PROBLEM REQUIREMENTS: From the listing below, pick out each line with the word "seeing".

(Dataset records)
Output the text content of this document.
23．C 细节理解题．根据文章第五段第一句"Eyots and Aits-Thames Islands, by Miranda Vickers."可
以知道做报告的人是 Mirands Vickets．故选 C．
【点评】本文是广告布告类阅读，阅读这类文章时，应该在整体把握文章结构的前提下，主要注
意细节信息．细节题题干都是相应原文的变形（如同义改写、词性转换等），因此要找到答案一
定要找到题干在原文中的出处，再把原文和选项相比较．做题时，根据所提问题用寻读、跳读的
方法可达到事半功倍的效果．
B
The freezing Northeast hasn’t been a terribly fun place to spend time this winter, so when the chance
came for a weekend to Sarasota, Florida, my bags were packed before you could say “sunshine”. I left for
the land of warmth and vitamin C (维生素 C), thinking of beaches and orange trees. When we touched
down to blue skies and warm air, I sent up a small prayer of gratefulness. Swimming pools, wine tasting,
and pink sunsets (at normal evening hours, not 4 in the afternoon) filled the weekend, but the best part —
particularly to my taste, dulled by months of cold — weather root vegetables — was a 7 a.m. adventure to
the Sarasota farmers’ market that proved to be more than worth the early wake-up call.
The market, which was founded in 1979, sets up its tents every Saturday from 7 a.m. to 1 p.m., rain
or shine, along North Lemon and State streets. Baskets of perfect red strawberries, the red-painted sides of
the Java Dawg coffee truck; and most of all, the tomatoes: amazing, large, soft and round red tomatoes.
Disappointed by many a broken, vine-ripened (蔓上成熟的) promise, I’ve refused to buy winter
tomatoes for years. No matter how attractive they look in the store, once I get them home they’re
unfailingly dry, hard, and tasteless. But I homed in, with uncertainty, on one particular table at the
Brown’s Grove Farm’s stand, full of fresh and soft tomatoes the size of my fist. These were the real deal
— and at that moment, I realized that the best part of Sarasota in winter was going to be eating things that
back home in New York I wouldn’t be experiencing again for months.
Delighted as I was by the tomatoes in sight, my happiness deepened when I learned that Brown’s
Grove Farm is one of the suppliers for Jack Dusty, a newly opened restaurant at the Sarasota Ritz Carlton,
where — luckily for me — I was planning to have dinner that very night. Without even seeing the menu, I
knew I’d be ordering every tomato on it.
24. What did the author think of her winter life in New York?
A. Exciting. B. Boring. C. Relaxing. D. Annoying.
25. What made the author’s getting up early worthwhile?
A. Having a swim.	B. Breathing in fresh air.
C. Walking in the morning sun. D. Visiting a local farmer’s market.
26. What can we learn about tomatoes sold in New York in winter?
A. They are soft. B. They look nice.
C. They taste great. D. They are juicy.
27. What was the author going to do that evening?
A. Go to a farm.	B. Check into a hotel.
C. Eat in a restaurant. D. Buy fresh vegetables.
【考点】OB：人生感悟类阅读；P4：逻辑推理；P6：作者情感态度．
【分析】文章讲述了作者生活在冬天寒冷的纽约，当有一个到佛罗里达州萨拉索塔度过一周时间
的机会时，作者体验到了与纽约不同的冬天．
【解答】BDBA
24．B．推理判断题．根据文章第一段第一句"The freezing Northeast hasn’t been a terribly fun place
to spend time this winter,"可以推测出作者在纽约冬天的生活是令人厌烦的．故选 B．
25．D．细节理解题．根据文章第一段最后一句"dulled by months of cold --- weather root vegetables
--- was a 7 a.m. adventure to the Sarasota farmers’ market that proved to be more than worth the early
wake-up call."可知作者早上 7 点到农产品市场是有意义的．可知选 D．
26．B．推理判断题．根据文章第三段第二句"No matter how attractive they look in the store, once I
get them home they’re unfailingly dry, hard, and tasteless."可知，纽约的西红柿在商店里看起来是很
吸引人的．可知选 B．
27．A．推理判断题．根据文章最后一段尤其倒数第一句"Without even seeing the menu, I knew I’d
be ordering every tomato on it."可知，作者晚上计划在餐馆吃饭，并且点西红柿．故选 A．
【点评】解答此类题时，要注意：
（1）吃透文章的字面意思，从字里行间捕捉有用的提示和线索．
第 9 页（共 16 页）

ANSWER TO THE EXERCISE:
where — luckily for me — I was planning to have dinner that very night. Without even seeing the menu, I
27．A．推理判断题．根据文章最后一段尤其倒数第一句"Without even seeing the menu, I knew I’d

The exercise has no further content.